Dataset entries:
= Beginning of Section =
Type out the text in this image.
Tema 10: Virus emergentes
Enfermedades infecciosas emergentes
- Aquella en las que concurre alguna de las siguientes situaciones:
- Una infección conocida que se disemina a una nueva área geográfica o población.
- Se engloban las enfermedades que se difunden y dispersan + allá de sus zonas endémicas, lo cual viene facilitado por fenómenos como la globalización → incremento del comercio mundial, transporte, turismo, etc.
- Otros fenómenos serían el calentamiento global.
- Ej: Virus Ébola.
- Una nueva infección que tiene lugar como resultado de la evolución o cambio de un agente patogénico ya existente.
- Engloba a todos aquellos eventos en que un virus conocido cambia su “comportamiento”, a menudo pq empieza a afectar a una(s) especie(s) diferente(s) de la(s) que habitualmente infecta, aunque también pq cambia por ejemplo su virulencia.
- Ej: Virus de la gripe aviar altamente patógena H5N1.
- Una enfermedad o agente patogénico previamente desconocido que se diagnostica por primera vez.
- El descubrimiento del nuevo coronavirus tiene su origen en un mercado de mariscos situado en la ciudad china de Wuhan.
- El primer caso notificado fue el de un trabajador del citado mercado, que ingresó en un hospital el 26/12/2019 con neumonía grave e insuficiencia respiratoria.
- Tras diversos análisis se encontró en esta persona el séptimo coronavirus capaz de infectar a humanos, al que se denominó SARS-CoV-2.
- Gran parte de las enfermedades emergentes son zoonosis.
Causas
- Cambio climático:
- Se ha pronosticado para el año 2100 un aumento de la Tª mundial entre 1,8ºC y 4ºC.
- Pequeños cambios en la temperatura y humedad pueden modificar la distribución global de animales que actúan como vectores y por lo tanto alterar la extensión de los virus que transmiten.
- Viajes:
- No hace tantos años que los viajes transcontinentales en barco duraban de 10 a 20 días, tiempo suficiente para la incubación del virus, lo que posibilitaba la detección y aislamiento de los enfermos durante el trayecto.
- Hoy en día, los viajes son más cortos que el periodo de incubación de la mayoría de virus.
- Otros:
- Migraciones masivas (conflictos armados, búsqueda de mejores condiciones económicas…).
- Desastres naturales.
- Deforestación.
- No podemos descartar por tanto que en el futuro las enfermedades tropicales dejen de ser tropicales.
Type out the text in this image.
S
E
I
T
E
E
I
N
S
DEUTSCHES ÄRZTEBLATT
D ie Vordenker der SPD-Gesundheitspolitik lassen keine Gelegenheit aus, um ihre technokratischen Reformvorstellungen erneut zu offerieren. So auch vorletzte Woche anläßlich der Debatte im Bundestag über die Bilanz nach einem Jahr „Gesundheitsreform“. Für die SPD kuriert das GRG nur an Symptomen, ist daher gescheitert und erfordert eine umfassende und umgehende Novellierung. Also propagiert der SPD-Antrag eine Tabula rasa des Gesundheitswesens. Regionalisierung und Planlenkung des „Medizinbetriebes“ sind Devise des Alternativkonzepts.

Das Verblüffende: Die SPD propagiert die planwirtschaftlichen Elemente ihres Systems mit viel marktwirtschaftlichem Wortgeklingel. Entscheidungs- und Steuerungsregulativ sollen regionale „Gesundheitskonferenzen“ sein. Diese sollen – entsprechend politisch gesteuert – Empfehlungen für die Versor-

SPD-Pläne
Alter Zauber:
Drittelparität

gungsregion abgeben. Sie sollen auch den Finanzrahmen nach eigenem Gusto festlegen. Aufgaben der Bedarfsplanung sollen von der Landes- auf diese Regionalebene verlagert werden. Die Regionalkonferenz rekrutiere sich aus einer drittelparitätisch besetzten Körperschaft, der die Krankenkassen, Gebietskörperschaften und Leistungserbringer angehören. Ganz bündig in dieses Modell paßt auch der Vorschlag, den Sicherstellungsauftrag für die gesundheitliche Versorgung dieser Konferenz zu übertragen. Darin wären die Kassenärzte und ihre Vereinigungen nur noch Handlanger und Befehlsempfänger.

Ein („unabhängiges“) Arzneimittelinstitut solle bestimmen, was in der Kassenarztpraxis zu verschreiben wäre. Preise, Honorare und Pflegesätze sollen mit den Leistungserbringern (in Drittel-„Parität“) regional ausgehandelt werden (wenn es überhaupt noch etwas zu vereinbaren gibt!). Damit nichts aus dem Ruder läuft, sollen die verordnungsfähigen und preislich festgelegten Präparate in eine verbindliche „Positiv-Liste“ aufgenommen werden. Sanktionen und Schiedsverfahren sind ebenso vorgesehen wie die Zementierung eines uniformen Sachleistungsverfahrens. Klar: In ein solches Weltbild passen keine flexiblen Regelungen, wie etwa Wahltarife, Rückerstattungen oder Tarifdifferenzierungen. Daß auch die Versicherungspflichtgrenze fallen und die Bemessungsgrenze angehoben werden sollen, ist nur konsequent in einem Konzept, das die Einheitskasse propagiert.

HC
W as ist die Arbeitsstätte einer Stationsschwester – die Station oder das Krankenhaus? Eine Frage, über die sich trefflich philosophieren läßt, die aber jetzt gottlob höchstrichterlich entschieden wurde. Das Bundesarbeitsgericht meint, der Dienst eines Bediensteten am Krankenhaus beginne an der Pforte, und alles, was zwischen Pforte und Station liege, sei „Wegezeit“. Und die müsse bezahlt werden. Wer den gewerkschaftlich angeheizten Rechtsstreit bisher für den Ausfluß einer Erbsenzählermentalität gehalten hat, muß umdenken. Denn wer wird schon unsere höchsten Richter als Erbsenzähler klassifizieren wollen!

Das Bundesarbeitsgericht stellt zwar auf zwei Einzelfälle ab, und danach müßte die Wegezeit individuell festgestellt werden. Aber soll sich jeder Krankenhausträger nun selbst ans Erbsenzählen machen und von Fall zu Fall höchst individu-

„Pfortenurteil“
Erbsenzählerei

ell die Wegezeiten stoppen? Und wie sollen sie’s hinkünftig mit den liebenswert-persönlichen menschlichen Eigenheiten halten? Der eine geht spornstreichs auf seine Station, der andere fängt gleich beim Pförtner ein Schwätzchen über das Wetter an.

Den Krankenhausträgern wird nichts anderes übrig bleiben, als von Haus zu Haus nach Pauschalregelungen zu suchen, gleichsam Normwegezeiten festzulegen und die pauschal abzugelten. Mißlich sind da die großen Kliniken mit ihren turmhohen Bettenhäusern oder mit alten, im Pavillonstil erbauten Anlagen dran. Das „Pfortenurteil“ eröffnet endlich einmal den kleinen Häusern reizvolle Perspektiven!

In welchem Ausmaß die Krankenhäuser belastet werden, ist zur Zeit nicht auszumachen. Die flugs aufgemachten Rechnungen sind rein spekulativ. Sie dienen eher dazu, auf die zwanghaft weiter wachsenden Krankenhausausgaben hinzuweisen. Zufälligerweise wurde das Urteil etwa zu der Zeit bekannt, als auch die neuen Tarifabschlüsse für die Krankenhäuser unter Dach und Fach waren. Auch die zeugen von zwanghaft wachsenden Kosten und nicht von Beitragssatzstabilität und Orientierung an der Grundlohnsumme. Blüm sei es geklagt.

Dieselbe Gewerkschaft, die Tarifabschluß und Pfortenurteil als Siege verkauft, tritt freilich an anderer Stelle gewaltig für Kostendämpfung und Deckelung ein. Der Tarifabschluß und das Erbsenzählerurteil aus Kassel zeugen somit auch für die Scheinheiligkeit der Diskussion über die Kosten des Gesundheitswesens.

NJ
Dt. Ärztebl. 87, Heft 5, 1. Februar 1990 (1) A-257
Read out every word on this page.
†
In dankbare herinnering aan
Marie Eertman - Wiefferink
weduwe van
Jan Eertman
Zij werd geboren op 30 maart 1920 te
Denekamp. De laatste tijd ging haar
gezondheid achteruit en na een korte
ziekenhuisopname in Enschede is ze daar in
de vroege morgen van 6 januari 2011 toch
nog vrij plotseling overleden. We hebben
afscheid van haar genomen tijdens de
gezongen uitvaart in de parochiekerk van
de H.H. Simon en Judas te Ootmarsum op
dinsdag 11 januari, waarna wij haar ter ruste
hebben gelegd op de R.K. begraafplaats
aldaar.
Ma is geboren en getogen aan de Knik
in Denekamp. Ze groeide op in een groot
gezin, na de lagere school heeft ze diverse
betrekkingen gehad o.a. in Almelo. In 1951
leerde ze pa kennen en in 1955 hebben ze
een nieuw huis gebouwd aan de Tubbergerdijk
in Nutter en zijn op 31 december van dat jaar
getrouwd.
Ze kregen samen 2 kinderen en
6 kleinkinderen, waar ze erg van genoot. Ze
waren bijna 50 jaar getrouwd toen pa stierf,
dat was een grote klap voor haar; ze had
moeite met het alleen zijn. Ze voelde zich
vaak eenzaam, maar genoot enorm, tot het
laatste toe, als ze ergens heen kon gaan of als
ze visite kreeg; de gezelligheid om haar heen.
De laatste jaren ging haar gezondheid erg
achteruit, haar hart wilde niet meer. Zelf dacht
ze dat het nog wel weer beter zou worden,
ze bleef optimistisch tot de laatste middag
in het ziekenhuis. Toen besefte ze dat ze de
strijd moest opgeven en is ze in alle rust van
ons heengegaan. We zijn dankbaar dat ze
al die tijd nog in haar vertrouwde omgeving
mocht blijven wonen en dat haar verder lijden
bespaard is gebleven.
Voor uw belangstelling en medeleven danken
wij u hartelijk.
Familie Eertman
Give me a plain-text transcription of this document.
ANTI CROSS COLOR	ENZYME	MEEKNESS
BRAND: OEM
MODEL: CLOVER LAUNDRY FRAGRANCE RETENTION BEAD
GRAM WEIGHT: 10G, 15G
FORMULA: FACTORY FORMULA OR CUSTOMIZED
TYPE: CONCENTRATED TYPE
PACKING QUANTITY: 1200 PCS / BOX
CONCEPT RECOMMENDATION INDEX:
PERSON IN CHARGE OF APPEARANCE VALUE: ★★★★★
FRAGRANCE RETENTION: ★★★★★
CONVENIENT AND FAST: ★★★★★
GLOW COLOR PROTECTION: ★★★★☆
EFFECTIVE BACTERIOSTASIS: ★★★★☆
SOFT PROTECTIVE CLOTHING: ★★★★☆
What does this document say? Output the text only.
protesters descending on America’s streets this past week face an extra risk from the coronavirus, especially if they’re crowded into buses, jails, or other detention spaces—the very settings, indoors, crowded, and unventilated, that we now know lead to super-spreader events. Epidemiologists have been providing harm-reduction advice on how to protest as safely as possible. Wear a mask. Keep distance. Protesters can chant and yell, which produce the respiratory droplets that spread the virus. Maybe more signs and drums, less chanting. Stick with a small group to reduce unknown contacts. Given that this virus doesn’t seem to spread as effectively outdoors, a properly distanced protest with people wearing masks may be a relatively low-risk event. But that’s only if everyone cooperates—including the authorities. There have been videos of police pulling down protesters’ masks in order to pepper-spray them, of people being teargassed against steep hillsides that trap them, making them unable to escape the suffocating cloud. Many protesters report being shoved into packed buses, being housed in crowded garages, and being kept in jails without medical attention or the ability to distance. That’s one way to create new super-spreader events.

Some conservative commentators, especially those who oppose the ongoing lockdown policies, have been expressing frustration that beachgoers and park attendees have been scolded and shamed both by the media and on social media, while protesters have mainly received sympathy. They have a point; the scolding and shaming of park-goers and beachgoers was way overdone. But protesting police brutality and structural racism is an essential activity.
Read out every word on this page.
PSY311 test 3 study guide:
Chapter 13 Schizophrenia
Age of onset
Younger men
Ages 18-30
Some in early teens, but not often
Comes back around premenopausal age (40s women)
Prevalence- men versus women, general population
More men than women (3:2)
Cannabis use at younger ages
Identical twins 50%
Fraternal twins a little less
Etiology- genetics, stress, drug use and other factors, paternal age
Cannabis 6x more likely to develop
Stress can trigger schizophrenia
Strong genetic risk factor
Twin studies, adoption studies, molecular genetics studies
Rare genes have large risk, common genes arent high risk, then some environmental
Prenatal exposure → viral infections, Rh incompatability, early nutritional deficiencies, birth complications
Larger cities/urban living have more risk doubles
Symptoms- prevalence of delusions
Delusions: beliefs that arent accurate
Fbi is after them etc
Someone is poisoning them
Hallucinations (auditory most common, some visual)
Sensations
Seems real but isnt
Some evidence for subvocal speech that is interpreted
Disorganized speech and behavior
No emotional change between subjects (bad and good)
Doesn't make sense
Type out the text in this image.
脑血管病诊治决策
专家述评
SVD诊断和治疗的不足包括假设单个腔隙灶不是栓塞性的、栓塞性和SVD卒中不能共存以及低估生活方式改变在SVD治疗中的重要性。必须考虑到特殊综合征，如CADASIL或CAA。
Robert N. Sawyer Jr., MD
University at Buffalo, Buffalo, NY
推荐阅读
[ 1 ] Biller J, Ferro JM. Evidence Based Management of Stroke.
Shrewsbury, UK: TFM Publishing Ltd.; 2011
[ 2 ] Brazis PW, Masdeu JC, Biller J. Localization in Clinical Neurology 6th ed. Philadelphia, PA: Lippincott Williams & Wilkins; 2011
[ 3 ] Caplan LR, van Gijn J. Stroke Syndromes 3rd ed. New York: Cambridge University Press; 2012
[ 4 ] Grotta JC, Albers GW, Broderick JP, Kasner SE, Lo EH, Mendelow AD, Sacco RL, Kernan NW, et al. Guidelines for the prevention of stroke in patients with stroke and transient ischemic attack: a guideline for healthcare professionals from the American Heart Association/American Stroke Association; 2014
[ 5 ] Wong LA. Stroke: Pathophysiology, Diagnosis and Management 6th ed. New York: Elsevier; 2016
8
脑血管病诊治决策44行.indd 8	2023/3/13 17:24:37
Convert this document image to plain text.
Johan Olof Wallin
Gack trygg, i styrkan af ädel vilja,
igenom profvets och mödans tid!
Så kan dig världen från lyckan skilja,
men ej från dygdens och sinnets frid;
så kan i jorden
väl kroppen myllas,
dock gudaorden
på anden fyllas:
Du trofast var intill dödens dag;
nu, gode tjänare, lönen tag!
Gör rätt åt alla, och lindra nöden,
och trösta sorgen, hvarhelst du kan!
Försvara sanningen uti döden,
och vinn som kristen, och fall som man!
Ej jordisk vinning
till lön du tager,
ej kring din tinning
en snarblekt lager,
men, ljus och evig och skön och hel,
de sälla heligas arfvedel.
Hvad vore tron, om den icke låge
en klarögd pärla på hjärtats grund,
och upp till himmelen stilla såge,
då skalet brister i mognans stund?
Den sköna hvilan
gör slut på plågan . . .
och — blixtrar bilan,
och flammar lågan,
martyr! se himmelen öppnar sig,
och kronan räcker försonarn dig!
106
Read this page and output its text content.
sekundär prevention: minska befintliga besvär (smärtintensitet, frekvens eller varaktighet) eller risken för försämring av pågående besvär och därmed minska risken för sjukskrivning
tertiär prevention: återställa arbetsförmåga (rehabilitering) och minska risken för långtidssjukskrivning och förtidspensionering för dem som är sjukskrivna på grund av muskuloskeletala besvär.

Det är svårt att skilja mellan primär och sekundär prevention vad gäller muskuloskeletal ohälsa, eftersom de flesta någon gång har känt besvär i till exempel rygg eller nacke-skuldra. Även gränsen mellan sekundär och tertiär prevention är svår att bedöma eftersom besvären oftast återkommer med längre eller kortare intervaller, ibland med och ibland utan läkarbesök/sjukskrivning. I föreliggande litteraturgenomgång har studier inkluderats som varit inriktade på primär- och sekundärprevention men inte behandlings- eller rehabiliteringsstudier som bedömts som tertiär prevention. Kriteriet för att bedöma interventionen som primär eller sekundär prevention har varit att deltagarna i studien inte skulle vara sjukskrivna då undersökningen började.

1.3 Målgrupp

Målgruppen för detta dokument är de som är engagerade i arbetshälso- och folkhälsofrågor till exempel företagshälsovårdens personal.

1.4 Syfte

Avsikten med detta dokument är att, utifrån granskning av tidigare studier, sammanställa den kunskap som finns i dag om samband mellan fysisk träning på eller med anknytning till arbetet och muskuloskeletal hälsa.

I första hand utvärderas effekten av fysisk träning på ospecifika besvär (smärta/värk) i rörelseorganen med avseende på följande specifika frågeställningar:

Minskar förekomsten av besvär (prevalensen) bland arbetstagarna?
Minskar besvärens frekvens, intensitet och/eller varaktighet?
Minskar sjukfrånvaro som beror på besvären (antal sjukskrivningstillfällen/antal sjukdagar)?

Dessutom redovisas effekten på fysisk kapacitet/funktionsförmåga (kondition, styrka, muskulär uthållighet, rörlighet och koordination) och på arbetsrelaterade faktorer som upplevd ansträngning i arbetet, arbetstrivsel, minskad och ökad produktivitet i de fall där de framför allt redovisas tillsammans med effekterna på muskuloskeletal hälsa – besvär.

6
= End of Section =
- [What is being asked]:
Write out every line in the data that holds the string "hebben".

- [Result below]:
nog vrij plotseling overleden. We hebben
hebben gelegd op de R.K. begraafplaats
leerde ze pa kennen en in 1955 hebben ze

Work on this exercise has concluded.